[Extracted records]
┌────────

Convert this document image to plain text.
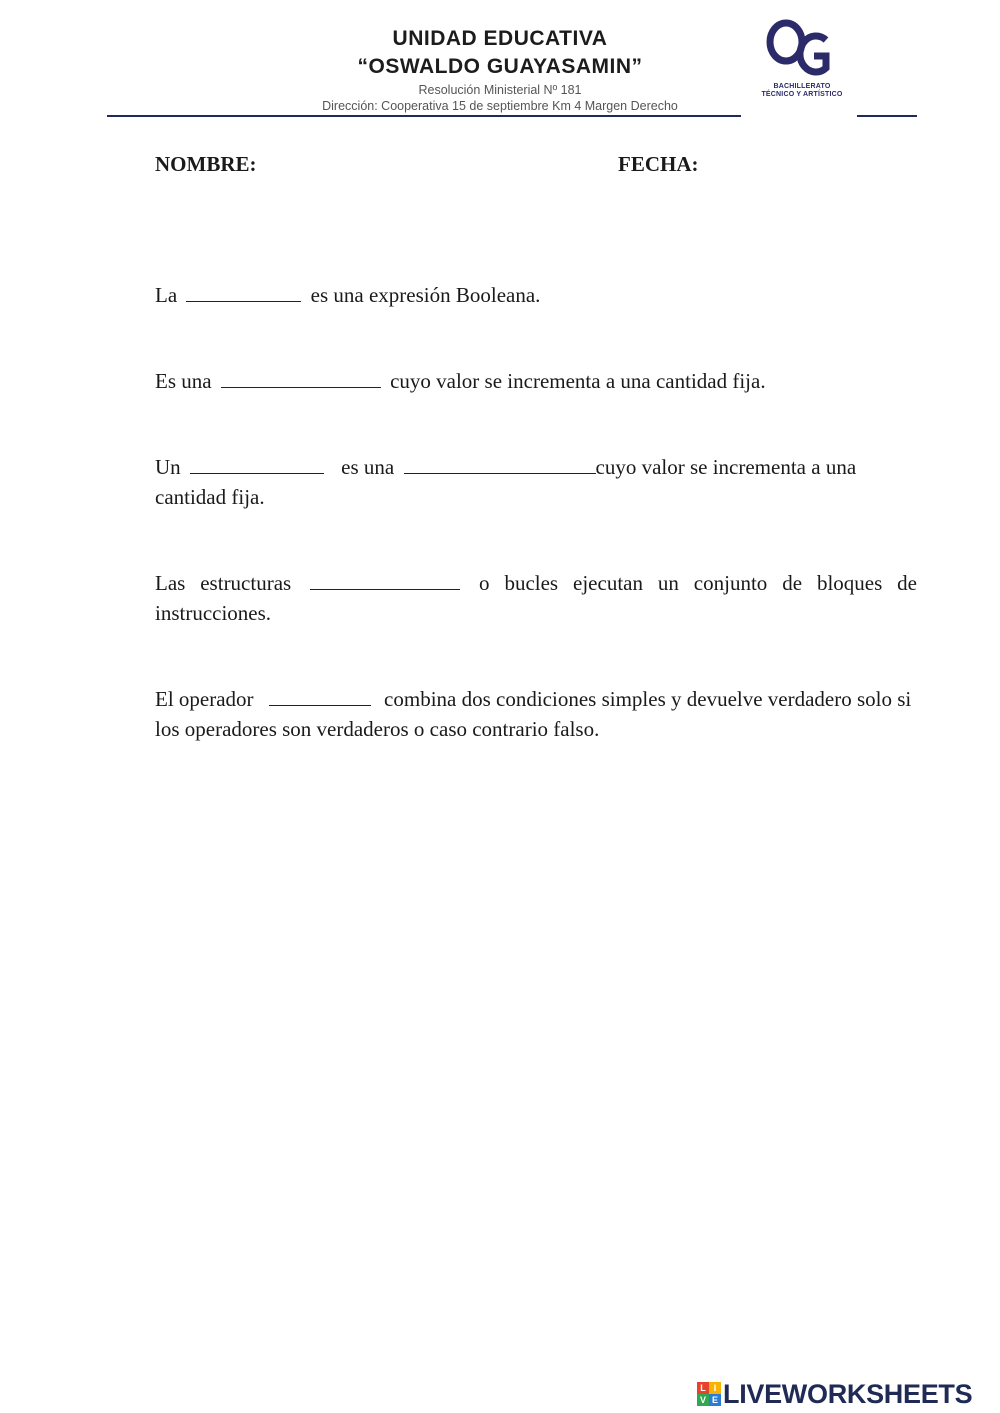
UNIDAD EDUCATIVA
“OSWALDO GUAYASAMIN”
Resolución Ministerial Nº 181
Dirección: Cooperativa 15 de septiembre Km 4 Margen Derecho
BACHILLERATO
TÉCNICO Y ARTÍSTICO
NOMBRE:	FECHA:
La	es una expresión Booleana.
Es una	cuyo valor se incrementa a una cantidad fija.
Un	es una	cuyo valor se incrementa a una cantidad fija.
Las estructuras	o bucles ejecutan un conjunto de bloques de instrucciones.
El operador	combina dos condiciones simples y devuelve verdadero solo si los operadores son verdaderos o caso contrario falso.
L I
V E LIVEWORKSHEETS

└────────
┌────────

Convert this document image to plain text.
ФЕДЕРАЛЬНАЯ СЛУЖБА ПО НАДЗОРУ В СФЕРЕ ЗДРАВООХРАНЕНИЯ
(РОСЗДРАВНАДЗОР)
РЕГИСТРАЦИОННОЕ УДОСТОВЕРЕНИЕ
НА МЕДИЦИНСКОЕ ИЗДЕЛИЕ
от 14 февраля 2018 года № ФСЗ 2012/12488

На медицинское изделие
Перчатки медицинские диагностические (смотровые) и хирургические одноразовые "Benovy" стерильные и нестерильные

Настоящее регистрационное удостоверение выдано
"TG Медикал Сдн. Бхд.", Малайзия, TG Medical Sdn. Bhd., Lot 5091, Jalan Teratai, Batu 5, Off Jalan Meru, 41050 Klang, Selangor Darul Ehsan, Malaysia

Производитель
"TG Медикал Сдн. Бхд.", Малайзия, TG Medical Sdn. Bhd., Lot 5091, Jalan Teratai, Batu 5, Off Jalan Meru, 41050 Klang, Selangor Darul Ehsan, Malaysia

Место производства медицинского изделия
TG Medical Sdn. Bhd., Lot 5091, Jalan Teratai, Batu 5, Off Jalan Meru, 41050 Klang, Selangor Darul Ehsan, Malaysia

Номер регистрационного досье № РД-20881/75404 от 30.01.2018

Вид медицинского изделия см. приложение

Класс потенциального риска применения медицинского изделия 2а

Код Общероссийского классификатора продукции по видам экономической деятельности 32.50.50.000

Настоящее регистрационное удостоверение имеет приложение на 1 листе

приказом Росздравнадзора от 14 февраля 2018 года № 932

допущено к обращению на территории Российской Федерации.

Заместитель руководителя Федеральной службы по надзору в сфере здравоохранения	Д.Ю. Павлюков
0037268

└────────

Some lines of the data may hold the word "incrementa". Say how many do, with nothing else.

• **Completed task**
2